Instructions to follow ▸
Pick out the lines below that include the string "satu".

Data records ▸
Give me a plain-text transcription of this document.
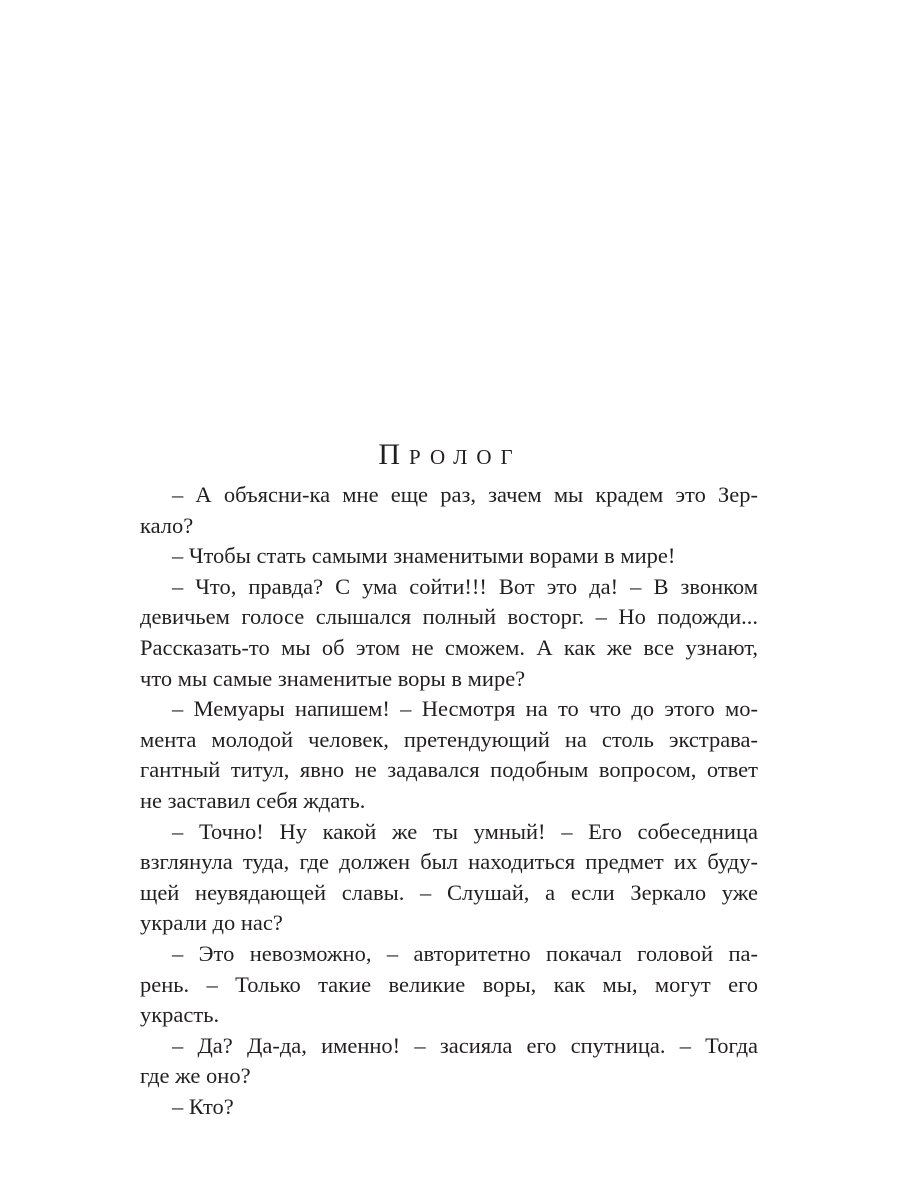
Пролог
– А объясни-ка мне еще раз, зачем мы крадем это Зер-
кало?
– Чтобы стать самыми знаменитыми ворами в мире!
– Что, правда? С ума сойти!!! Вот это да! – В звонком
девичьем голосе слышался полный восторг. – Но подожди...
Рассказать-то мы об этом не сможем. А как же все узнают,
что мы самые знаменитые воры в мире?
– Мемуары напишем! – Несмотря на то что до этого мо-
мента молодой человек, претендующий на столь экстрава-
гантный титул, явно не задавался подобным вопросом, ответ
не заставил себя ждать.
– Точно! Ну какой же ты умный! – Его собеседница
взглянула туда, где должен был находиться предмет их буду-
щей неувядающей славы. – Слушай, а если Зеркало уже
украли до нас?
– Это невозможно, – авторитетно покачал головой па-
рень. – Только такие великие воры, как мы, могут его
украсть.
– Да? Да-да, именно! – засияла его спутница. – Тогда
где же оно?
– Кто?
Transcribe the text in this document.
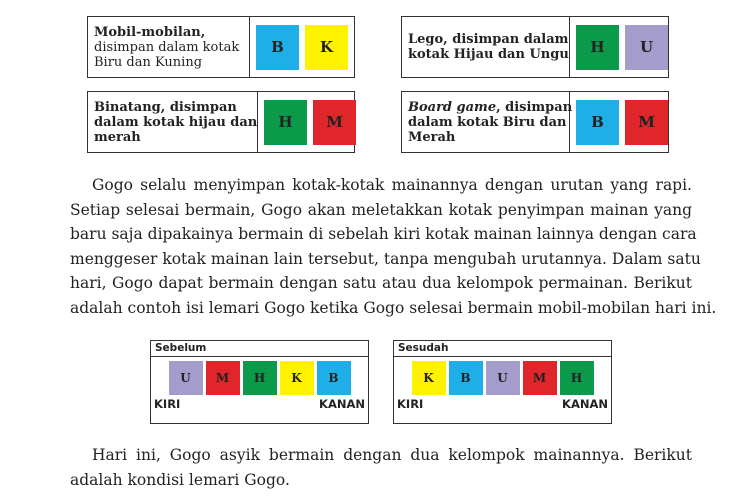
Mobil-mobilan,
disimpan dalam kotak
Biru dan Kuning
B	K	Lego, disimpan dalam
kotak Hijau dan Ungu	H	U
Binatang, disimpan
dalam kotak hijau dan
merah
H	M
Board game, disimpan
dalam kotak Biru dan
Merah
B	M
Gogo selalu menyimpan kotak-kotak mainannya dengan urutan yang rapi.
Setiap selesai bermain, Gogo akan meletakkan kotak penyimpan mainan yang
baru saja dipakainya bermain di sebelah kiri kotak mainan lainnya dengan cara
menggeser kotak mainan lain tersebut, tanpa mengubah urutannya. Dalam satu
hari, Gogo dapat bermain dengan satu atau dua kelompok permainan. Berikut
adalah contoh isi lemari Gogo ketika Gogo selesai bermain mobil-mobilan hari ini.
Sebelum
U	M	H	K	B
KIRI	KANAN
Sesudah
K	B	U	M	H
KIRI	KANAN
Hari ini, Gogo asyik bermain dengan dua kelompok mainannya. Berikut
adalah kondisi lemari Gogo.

Correct output ▸
menggeser kotak mainan lain tersebut, tanpa mengubah urutannya. Dalam satu
hari, Gogo dapat bermain dengan satu atau dua kelompok permainan. Berikut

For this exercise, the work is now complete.